- Exercise
Report how many lines of these entries hold the string "symbol"; reply with the number alone.

- Record extracts
* * * * * * *
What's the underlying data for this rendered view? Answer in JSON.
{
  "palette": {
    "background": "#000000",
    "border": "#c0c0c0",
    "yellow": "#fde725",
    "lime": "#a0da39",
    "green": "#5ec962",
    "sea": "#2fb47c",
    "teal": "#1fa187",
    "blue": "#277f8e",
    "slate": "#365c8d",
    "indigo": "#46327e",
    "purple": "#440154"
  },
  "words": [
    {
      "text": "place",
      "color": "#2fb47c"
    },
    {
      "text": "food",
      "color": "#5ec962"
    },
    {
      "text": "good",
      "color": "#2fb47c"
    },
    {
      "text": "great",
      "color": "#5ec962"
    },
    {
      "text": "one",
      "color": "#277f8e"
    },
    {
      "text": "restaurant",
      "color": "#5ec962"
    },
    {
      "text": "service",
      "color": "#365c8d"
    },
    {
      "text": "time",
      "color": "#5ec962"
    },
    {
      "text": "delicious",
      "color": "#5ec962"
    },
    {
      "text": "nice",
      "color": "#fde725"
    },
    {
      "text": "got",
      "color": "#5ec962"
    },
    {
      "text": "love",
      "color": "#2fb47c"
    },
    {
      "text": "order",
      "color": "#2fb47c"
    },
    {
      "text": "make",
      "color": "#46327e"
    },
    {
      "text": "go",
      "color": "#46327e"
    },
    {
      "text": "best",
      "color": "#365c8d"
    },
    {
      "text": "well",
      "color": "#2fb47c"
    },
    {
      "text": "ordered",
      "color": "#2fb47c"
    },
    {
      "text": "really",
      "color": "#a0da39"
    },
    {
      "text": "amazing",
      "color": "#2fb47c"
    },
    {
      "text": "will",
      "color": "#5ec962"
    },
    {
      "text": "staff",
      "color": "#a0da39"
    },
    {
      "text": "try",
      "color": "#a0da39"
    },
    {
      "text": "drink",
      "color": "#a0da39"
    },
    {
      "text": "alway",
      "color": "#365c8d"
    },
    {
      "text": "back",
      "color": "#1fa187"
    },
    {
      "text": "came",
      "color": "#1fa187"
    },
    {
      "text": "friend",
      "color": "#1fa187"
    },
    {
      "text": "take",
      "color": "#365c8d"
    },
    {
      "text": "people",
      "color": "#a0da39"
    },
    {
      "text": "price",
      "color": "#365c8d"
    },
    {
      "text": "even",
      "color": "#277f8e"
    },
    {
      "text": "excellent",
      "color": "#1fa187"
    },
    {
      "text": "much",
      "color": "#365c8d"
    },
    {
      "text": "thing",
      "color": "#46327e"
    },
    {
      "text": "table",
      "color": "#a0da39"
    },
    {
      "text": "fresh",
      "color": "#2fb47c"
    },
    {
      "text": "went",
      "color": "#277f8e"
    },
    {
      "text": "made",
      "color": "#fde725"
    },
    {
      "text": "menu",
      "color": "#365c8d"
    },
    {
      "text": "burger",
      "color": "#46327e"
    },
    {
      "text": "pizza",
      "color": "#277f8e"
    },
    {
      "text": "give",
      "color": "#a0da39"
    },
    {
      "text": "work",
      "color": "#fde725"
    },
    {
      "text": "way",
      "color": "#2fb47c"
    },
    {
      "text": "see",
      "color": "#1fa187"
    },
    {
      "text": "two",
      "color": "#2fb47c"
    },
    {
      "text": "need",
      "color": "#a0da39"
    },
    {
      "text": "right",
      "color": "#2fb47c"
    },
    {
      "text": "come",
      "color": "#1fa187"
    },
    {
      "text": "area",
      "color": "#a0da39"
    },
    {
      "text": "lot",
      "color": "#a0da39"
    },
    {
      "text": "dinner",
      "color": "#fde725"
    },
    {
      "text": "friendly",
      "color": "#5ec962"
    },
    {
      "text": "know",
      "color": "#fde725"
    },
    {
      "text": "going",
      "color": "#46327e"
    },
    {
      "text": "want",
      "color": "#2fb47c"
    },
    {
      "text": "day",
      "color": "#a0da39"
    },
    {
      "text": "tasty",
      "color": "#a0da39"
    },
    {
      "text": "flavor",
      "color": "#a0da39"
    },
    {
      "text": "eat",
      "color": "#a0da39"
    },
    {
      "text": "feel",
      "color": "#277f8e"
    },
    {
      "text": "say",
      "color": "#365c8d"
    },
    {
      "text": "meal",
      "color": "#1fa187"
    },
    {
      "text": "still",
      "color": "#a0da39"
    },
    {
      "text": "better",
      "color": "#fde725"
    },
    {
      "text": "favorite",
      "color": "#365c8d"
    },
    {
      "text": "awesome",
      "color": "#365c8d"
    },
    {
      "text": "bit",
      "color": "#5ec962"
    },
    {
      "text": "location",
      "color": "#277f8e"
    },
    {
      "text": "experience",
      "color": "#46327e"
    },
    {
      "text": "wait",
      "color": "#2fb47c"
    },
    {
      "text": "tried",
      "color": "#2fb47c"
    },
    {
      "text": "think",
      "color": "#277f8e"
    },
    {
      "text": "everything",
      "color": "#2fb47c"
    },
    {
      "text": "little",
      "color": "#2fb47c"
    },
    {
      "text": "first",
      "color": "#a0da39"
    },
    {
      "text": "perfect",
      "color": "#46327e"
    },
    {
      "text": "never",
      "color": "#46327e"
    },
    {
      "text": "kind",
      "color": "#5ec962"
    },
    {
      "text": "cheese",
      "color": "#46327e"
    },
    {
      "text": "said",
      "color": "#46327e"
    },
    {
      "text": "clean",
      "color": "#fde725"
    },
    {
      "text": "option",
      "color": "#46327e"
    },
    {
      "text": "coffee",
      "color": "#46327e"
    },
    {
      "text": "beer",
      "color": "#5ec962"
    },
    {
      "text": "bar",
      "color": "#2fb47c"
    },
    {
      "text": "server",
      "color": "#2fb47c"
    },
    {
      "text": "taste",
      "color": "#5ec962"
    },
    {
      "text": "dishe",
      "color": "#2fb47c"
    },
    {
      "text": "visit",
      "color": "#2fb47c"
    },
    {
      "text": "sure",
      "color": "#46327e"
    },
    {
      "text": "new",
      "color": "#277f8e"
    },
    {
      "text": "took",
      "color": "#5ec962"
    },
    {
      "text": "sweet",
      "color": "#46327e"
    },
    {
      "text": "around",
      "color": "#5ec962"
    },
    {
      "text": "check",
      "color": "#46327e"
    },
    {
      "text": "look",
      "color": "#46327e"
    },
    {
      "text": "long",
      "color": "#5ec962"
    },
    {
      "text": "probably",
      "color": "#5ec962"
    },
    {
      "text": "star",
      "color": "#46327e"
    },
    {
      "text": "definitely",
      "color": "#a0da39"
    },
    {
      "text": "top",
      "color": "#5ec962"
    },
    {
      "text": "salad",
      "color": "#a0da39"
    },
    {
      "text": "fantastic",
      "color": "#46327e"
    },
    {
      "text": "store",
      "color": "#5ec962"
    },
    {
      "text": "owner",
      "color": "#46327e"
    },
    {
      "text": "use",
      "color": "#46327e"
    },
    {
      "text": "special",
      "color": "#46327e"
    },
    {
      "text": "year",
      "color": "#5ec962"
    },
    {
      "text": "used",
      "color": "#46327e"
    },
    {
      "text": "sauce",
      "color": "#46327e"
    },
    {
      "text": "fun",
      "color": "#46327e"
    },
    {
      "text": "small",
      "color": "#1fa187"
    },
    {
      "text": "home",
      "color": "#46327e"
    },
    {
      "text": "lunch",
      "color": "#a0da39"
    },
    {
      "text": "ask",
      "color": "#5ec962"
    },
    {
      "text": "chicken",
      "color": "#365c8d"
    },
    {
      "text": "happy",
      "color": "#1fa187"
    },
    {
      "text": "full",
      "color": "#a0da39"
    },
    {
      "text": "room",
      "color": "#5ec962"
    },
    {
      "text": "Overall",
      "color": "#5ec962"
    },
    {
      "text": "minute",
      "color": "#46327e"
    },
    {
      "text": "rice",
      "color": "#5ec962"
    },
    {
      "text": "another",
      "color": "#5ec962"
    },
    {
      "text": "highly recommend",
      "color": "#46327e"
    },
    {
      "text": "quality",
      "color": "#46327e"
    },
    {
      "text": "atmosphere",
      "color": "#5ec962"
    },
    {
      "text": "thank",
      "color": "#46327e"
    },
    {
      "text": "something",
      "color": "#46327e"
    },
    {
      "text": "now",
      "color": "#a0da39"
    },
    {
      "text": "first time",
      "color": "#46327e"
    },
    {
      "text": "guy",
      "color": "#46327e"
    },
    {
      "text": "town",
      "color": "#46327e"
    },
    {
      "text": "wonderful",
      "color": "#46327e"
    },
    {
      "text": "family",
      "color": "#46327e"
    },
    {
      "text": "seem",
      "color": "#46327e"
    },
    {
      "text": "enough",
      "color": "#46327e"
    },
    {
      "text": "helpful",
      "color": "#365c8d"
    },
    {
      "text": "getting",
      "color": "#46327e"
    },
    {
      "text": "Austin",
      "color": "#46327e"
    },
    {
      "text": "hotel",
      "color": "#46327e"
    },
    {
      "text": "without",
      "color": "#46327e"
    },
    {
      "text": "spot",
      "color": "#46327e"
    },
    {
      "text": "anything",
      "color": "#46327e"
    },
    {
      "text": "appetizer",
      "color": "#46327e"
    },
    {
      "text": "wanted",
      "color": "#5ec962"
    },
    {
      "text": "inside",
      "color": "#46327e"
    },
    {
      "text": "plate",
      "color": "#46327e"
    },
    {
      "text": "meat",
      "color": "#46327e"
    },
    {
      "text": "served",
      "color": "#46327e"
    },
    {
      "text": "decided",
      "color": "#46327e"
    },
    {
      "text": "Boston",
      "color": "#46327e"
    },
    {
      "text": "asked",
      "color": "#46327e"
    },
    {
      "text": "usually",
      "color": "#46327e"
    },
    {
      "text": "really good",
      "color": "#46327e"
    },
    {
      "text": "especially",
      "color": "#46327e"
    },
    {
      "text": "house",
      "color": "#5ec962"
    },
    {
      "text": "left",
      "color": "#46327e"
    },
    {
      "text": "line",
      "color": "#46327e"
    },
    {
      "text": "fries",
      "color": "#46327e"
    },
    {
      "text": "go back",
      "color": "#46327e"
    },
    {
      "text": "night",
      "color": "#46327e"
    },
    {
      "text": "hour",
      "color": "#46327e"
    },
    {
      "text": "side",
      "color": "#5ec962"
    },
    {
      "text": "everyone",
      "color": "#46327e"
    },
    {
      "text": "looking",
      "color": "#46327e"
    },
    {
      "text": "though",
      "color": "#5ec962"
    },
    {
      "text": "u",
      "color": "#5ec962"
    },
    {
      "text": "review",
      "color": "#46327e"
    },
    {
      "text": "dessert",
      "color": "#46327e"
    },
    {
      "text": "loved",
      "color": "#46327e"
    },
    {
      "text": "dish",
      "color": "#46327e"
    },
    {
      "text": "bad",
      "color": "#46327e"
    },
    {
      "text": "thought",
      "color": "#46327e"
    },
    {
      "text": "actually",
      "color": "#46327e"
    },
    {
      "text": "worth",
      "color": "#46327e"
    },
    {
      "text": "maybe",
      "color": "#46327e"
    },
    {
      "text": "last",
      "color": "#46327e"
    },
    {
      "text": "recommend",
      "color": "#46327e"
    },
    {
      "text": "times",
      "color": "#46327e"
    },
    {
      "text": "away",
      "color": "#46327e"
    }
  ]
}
* * * * * * *
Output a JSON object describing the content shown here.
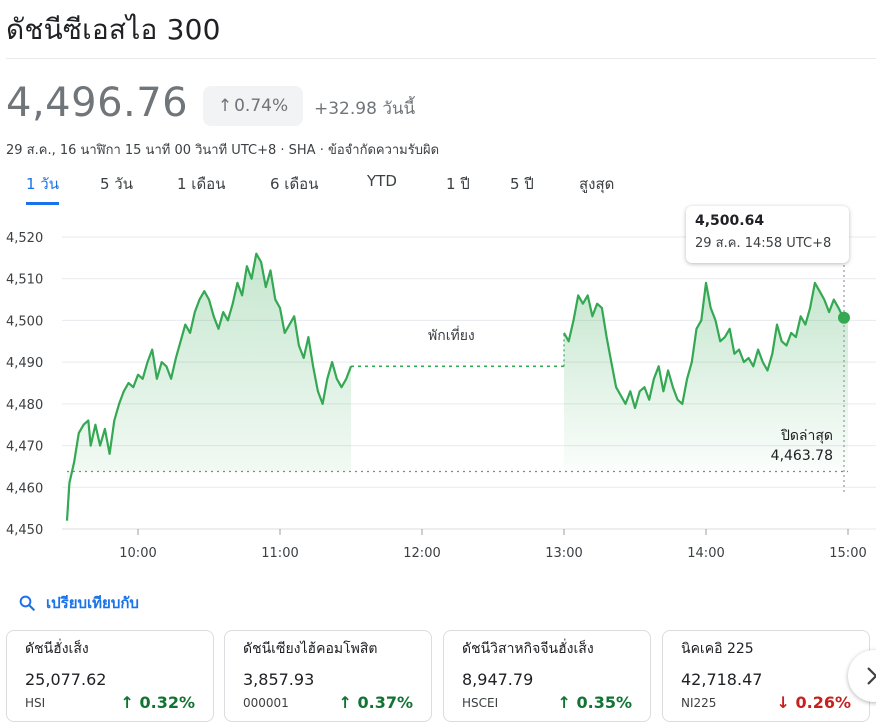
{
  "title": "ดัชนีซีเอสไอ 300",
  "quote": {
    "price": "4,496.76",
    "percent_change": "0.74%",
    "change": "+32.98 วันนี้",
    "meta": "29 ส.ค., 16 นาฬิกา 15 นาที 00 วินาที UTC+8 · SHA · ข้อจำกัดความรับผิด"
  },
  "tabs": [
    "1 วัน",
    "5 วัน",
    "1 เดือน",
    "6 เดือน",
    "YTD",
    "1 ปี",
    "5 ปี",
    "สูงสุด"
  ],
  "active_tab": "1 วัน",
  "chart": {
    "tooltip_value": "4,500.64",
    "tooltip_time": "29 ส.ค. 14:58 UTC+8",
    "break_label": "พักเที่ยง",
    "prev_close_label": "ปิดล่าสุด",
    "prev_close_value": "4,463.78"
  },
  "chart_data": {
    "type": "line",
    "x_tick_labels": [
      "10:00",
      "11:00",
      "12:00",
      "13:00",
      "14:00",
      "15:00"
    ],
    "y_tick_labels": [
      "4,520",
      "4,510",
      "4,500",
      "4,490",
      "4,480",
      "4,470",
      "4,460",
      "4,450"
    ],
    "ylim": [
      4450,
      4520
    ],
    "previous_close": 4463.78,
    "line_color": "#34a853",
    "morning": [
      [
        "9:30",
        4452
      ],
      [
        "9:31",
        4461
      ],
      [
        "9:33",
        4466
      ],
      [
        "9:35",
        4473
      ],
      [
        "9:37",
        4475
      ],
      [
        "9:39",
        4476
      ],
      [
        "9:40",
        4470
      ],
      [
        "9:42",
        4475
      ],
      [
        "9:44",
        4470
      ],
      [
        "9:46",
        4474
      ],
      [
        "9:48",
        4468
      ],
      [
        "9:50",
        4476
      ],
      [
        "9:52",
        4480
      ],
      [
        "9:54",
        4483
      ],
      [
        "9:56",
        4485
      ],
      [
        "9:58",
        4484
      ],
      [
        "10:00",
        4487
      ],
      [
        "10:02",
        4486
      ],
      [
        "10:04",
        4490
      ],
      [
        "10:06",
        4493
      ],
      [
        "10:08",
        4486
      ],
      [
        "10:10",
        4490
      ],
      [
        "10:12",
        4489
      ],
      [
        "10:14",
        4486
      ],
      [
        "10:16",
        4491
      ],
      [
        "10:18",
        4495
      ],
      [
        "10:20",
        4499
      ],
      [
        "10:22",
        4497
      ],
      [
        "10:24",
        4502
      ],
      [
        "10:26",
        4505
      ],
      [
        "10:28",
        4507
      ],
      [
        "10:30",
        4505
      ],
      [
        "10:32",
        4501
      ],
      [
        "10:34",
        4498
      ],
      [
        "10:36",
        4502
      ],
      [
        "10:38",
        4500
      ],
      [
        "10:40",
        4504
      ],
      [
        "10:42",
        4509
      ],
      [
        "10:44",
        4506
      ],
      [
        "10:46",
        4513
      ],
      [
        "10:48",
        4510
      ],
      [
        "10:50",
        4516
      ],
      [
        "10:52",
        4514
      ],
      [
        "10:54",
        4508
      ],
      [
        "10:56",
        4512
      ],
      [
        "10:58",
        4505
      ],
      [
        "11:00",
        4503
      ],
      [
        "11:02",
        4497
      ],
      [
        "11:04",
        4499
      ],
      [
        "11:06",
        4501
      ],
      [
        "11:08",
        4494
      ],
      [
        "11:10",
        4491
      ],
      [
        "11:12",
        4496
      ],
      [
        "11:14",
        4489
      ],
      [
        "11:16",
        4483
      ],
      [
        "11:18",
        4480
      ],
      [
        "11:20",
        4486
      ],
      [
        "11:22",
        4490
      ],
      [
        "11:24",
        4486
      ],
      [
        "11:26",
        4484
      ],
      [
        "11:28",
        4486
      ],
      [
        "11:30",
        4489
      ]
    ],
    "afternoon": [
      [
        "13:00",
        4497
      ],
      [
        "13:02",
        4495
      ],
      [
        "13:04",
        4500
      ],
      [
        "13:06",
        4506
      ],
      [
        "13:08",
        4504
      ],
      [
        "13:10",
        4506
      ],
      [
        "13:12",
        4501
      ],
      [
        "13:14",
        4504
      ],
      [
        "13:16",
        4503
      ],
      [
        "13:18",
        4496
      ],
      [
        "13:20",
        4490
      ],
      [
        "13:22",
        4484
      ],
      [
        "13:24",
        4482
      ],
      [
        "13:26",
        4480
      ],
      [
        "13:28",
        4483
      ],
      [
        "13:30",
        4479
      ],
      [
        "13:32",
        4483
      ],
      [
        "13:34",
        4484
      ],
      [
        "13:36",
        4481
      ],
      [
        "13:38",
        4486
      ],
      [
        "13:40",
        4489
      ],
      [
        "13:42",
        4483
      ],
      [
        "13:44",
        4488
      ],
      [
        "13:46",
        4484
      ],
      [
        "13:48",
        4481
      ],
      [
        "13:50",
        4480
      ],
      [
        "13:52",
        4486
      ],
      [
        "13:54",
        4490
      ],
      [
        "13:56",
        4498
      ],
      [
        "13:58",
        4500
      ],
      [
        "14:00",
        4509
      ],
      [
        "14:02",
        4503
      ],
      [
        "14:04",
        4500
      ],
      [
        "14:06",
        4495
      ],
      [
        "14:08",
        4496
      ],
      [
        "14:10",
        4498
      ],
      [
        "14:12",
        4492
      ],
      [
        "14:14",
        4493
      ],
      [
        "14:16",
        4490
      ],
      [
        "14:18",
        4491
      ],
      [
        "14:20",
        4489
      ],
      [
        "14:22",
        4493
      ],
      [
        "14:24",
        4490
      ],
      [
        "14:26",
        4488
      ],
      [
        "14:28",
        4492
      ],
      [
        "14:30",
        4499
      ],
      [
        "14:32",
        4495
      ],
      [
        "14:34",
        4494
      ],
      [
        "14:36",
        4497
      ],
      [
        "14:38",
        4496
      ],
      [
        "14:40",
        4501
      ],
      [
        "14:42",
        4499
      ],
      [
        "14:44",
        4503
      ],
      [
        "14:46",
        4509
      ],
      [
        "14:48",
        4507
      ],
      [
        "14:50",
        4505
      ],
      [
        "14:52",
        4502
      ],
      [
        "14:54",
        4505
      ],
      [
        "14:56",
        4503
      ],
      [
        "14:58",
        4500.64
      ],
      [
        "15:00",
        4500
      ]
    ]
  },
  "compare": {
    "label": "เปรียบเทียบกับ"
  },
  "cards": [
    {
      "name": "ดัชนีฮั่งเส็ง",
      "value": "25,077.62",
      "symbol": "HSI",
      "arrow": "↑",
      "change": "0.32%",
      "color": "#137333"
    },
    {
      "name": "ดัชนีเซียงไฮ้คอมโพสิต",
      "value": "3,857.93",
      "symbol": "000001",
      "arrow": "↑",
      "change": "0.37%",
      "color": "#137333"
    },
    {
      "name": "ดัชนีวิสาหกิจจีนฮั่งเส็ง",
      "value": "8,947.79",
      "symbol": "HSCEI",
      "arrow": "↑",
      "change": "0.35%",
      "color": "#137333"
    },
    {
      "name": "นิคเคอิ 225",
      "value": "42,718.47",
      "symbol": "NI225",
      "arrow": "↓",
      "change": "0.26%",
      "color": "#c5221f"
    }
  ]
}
* * * * * * *
- Written answer
4